**THE DATA:**
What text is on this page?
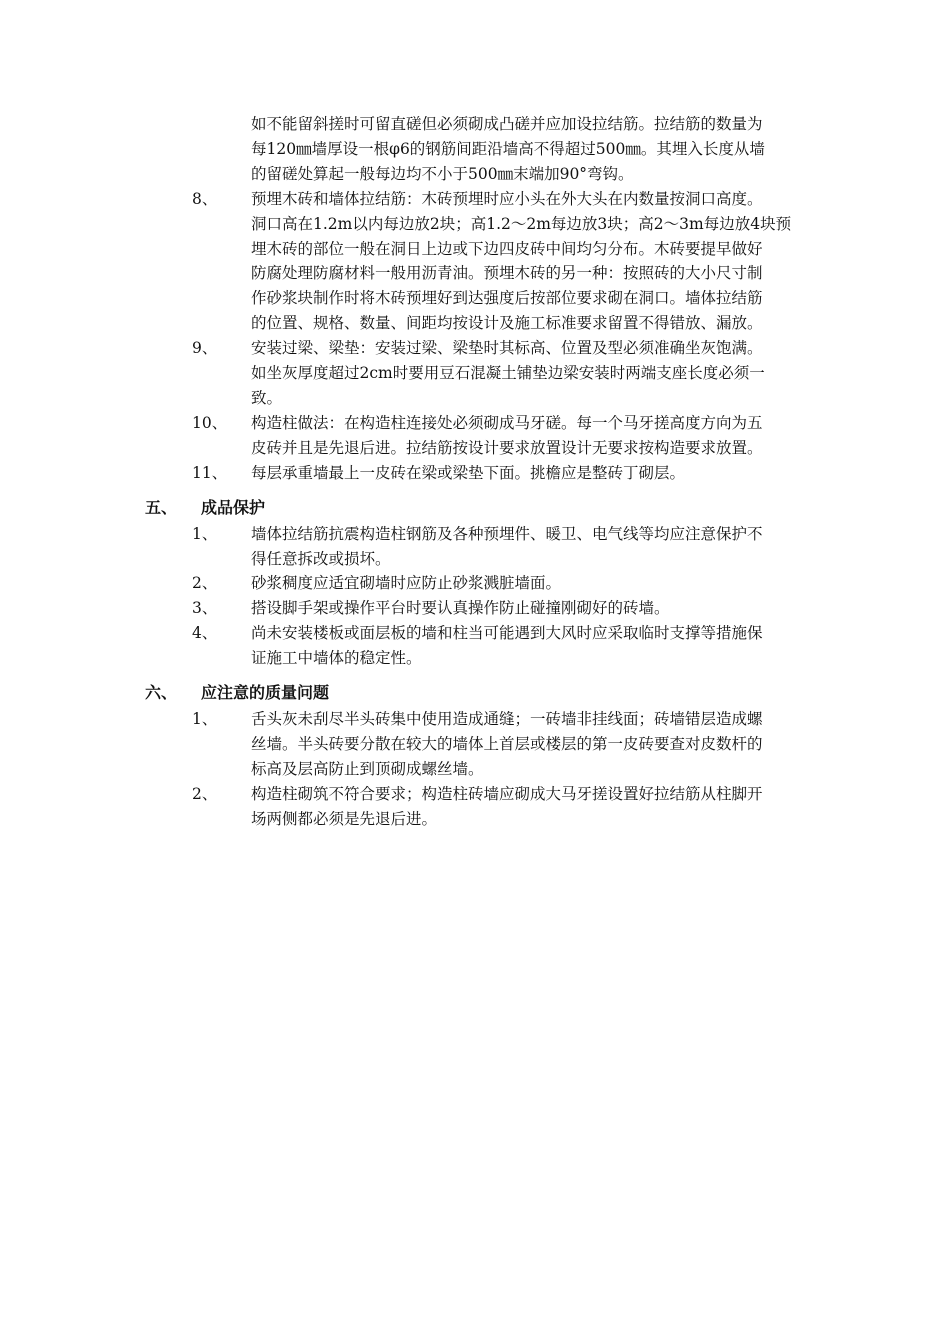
如不能留斜搓时可留直磋但必须砌成凸磋并应加设拉结筋。拉结筋的数量为
每120㎜墙厚设一根φ6的钢筋间距沿墙高不得超过500㎜。其埋入长度从墙
的留磋处算起一般每边均不小于500㎜末端加90°弯钩。
8、 预埋木砖和墙体拉结筋：木砖预埋时应小头在外大头在内数量按洞口高度。
洞口高在1.2m以内每边放2块；高1.2～2m每边放3块；高2～3m每边放4块预
埋木砖的部位一般在洞日上边或下边四皮砖中间均匀分布。木砖要提早做好
防腐处理防腐材料一般用沥青油。预埋木砖的另一种：按照砖的大小尺寸制
作砂浆块制作时将木砖预埋好到达强度后按部位要求砌在洞口。墙体拉结筋
的位置、规格、数量、间距均按设计及施工标准要求留置不得错放、漏放。
9、 安装过梁、梁垫：安装过梁、梁垫时其标高、位置及型必须准确坐灰饱满。
如坐灰厚度超过2cm时要用豆石混凝土铺垫边梁安装时两端支座长度必须一
致。
10、 构造柱做法：在构造柱连接处必须砌成马牙磋。每一个马牙搓高度方向为五
皮砖并且是先退后进。拉结筋按设计要求放置设计无要求按构造要求放置。
11、 每层承重墙最上一皮砖在梁或梁垫下面。挑檐应是整砖丁砌层。
五、 成品保护
1、 墙体拉结筋抗震构造柱钢筋及各种预埋件、暖卫、电气线等均应注意保护不
得任意拆改或损坏。
2、 砂浆稠度应适宜砌墙时应防止砂浆溅脏墙面。
3、 搭设脚手架或操作平台时要认真操作防止碰撞刚砌好的砖墙。
4、 尚未安装楼板或面层板的墙和柱当可能遇到大风时应采取临时支撑等措施保
证施工中墙体的稳定性。
六、 应注意的质量问题
1、 舌头灰未刮尽半头砖集中使用造成通缝；一砖墙非挂线面；砖墙错层造成螺
丝墙。半头砖要分散在较大的墙体上首层或楼层的第一皮砖要查对皮数杆的
标高及层高防止到顶砌成螺丝墙。
2、 构造柱砌筑不符合要求；构造柱砖墙应砌成大马牙搓设置好拉结筋从柱脚开
场两侧都必须是先退后进。
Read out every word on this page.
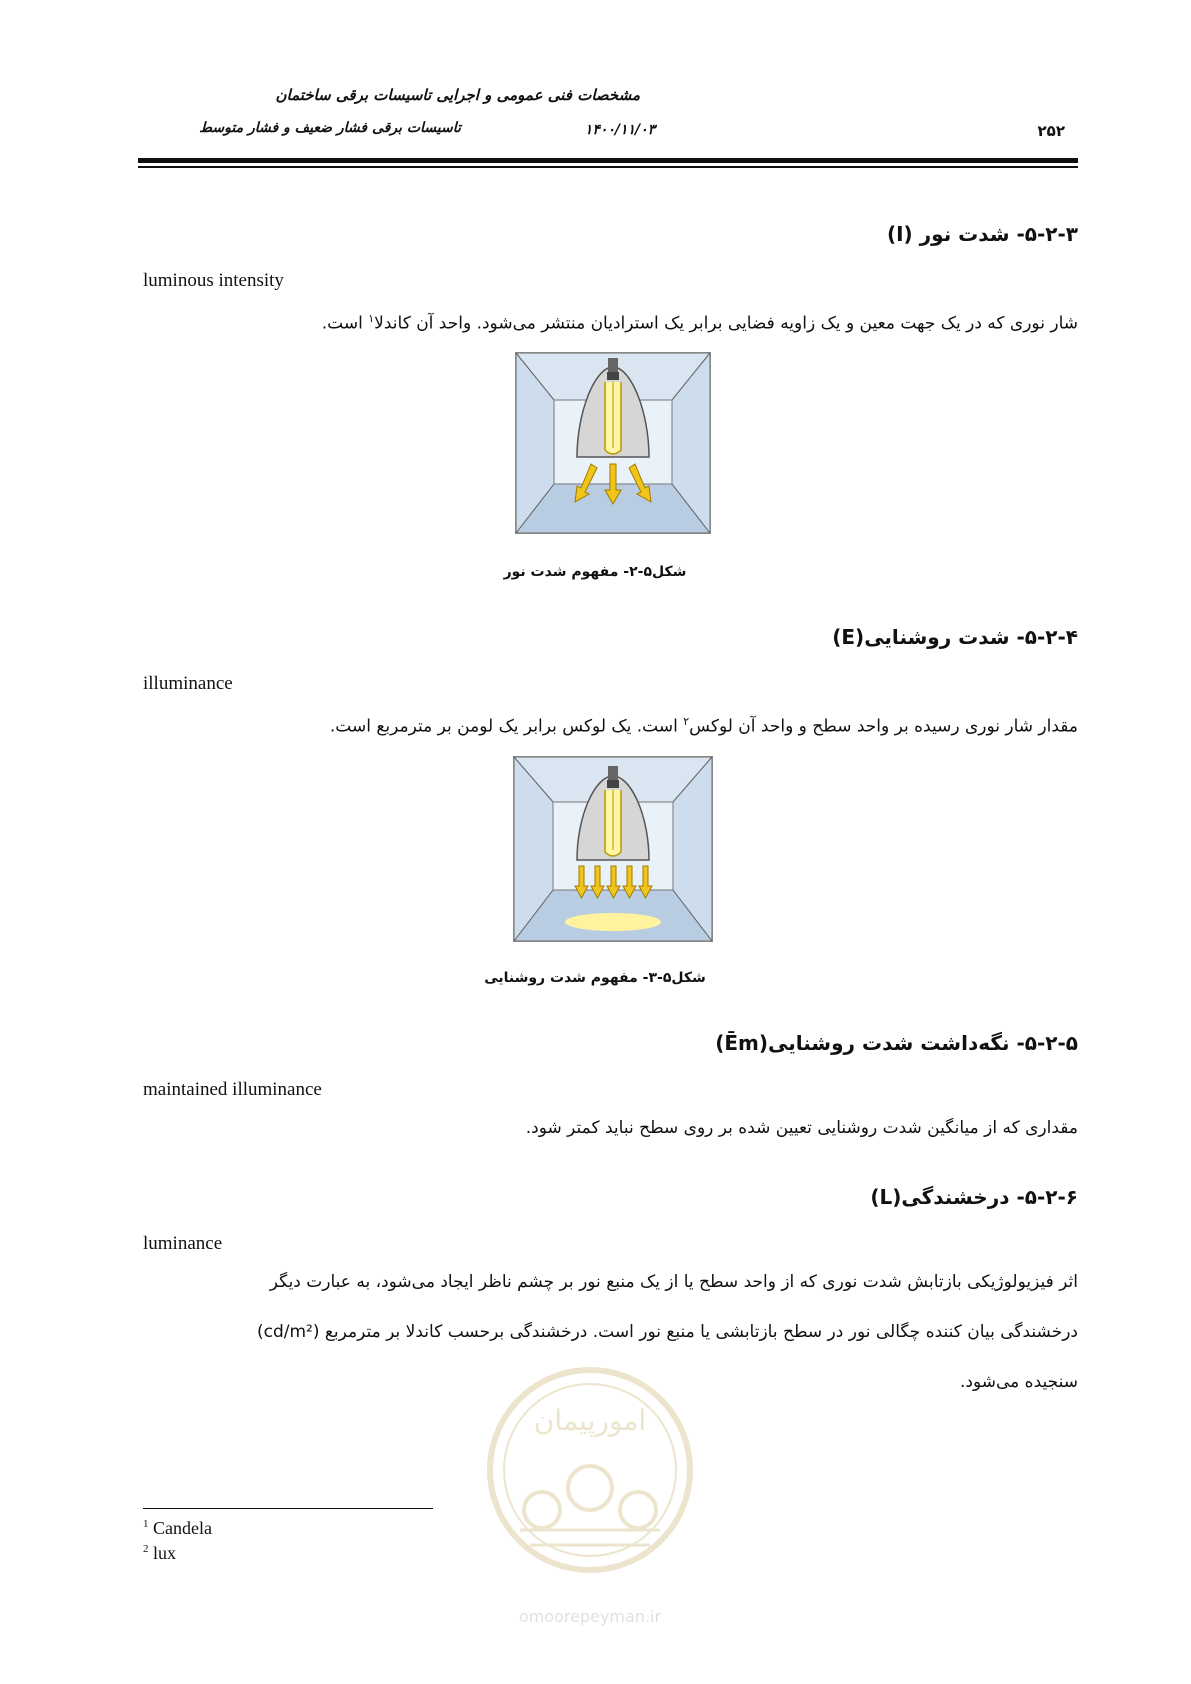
مشخصات فنی عمومی و اجرایی تاسیسات برقی ساختمان
تاسیسات برقی فشار ضعیف و فشار متوسط	۱۴۰۰/۱۱/۰۳	۲۵۲
۵-۲-۳- شدت نور (I)
luminous intensity
شار نوری که در یک جهت معین و یک زاویه فضایی برابر یک استرادیان منتشر می‌شود. واحد آن کاندلا$^۱$ است.
شکل۵-۲- مفهوم شدت نور
۵-۲-۴- شدت روشنایی(E)
illuminance
مقدار شار نوری رسیده بر واحد سطح و واحد آن لوکس$^۲$ است. یک لوکس برابر یک لومن بر مترمربع است.
شکل۵-۳- مفهوم شدت روشنایی
۵-۲-۵- نگه‌داشت شدت روشنایی(Ēm)
maintained illuminance
مقداری که از میانگین شدت روشنایی تعیین شده بر روی سطح نباید کمتر شود.
۵-۲-۶- درخشندگی(L)
luminance
اثر فیزیولوژیکی بازتابش شدت نوری که از واحد سطح یا از یک منبع نور بر چشم ناظر ایجاد می‌شود، به عبارت دیگر
درخشندگی بیان کننده چگالی نور در سطح بازتابشی یا منبع نور است. درخشندگی برحسب کاندلا بر مترمربع (cd/m²)
سنجیده می‌شود.
امورپیمان
omoorepeyman.ir
$^1$ Candela
$^2$ lux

**PROBLEM REQUIREMENTS:** Return every line in the listing that contains the word "illuminance".

**RESPONSE TO THIS EXERCISE:**
illuminance
maintained illuminance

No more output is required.